- [Exercise requirements] Output the material beneath exactly, leaving nothing out.

::::

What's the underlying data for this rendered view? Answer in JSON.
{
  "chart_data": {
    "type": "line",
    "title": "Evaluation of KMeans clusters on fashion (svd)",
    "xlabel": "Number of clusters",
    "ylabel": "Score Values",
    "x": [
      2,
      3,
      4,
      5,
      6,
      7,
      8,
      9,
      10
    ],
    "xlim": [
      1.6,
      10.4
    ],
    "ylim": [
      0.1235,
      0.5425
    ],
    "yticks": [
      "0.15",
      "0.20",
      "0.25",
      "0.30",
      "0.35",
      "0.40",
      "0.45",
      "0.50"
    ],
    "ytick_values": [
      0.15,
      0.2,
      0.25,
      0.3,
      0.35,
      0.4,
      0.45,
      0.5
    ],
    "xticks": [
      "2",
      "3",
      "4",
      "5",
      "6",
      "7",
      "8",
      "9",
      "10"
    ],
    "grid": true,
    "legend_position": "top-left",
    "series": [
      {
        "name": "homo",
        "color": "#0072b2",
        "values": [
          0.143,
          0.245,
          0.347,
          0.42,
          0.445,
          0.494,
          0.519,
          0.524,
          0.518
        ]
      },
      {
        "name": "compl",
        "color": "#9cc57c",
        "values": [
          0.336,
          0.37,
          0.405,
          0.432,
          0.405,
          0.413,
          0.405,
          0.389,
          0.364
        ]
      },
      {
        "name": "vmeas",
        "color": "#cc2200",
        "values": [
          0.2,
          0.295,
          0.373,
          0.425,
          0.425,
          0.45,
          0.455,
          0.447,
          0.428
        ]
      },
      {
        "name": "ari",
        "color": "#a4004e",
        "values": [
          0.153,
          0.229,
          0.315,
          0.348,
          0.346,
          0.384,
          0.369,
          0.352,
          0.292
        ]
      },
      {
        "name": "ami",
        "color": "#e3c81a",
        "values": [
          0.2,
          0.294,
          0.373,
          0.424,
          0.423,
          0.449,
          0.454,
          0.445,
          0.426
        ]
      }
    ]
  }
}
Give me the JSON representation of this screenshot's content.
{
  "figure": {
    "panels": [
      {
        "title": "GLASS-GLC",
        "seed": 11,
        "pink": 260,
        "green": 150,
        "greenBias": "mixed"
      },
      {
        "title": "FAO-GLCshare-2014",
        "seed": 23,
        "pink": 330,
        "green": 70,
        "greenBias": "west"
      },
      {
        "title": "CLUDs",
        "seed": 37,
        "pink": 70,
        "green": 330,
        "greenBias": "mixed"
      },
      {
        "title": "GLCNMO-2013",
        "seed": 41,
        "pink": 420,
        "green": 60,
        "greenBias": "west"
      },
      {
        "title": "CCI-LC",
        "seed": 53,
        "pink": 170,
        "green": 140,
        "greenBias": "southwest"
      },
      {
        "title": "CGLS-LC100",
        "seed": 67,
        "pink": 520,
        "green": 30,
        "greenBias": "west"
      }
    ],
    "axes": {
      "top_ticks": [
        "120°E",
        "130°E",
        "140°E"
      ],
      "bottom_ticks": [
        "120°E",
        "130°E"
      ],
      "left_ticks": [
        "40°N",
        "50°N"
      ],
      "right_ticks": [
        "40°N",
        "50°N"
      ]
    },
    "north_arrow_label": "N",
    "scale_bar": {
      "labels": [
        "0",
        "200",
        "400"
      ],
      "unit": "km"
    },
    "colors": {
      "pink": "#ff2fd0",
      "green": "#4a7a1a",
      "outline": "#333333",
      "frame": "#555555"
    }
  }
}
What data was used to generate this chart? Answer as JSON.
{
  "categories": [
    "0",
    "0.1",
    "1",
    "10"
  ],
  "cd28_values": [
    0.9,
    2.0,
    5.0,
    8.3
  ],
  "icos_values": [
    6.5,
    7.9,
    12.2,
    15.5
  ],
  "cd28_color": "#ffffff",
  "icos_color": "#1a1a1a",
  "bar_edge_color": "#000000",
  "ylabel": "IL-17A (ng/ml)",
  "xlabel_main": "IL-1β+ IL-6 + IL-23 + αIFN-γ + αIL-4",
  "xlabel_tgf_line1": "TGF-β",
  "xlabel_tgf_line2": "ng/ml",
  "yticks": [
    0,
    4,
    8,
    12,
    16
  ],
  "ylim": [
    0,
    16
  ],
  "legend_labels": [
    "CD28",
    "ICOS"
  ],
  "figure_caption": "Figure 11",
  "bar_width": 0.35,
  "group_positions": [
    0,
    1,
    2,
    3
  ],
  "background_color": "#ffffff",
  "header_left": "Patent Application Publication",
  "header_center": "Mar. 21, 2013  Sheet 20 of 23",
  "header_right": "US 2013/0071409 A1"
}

::::

- [Task result]
What's the underlying data for this rendered view? Answer in JSON.
{
  "chart_data": {
    "type": "line",
    "title": "Evaluation of KMeans clusters on fashion (svd)",
    "xlabel": "Number of clusters",
    "ylabel": "Score Values",
    "x": [
      2,
      3,
      4,
      5,
      6,
      7,
      8,
      9,
      10
    ],
    "xlim": [
      1.6,
      10.4
    ],
    "ylim": [
      0.1235,
      0.5425
    ],
    "yticks": [
      "0.15",
      "0.20",
      "0.25",
      "0.30",
      "0.35",
      "0.40",
      "0.45",
      "0.50"
    ],
    "ytick_values": [
      0.15,
      0.2,
      0.25,
      0.3,
      0.35,
      0.4,
      0.45,
      0.5
    ],
    "xticks": [
      "2",
      "3",
      "4",
      "5",
      "6",
      "7",
      "8",
      "9",
      "10"
    ],
    "grid": true,
    "legend_position": "top-left",
    "series": [
      {
        "name": "homo",
        "color": "#0072b2",
        "values": [
          0.143,
          0.245,
          0.347,
          0.42,
          0.445,
          0.494,
          0.519,
          0.524,
          0.518
        ]
      },
      {
        "name": "compl",
        "color": "#9cc57c",
        "values": [
          0.336,
          0.37,
          0.405,
          0.432,
          0.405,
          0.413,
          0.405,
          0.389,
          0.364
        ]
      },
      {
        "name": "vmeas",
        "color": "#cc2200",
        "values": [
          0.2,
          0.295,
          0.373,
          0.425,
          0.425,
          0.45,
          0.455,
          0.447,
          0.428
        ]
      },
      {
        "name": "ari",
        "color": "#a4004e",
        "values": [
          0.153,
          0.229,
          0.315,
          0.348,
          0.346,
          0.384,
          0.369,
          0.352,
          0.292
        ]
      },
      {
        "name": "ami",
        "color": "#e3c81a",
        "values": [
          0.2,
          0.294,
          0.373,
          0.424,
          0.423,
          0.449,
          0.454,
          0.445,
          0.426
        ]
      }
    ]
  }
}
Give me the JSON representation of this screenshot's content.
{
  "figure": {
    "panels": [
      {
        "title": "GLASS-GLC",
        "seed": 11,
        "pink": 260,
        "green": 150,
        "greenBias": "mixed"
      },
      {
        "title": "FAO-GLCshare-2014",
        "seed": 23,
        "pink": 330,
        "green": 70,
        "greenBias": "west"
      },
      {
        "title": "CLUDs",
        "seed": 37,
        "pink": 70,
        "green": 330,
        "greenBias": "mixed"
      },
      {
        "title": "GLCNMO-2013",
        "seed": 41,
        "pink": 420,
        "green": 60,
        "greenBias": "west"
      },
      {
        "title": "CCI-LC",
        "seed": 53,
        "pink": 170,
        "green": 140,
        "greenBias": "southwest"
      },
      {
        "title": "CGLS-LC100",
        "seed": 67,
        "pink": 520,
        "green": 30,
        "greenBias": "west"
      }
    ],
    "axes": {
      "top_ticks": [
        "120°E",
        "130°E",
        "140°E"
      ],
      "bottom_ticks": [
        "120°E",
        "130°E"
      ],
      "left_ticks": [
        "40°N",
        "50°N"
      ],
      "right_ticks": [
        "40°N",
        "50°N"
      ]
    },
    "north_arrow_label": "N",
    "scale_bar": {
      "labels": [
        "0",
        "200",
        "400"
      ],
      "unit": "km"
    },
    "colors": {
      "pink": "#ff2fd0",
      "green": "#4a7a1a",
      "outline": "#333333",
      "frame": "#555555"
    }
  }
}
What data was used to generate this chart? Answer as JSON.
{
  "categories": [
    "0",
    "0.1",
    "1",
    "10"
  ],
  "cd28_values": [
    0.9,
    2.0,
    5.0,
    8.3
  ],
  "icos_values": [
    6.5,
    7.9,
    12.2,
    15.5
  ],
  "cd28_color": "#ffffff",
  "icos_color": "#1a1a1a",
  "bar_edge_color": "#000000",
  "ylabel": "IL-17A (ng/ml)",
  "xlabel_main": "IL-1β+ IL-6 + IL-23 + αIFN-γ + αIL-4",
  "xlabel_tgf_line1": "TGF-β",
  "xlabel_tgf_line2": "ng/ml",
  "yticks": [
    0,
    4,
    8,
    12,
    16
  ],
  "ylim": [
    0,
    16
  ],
  "legend_labels": [
    "CD28",
    "ICOS"
  ],
  "figure_caption": "Figure 11",
  "bar_width": 0.35,
  "group_positions": [
    0,
    1,
    2,
    3
  ],
  "background_color": "#ffffff",
  "header_left": "Patent Application Publication",
  "header_center": "Mar. 21, 2013  Sheet 20 of 23",
  "header_right": "US 2013/0071409 A1"
}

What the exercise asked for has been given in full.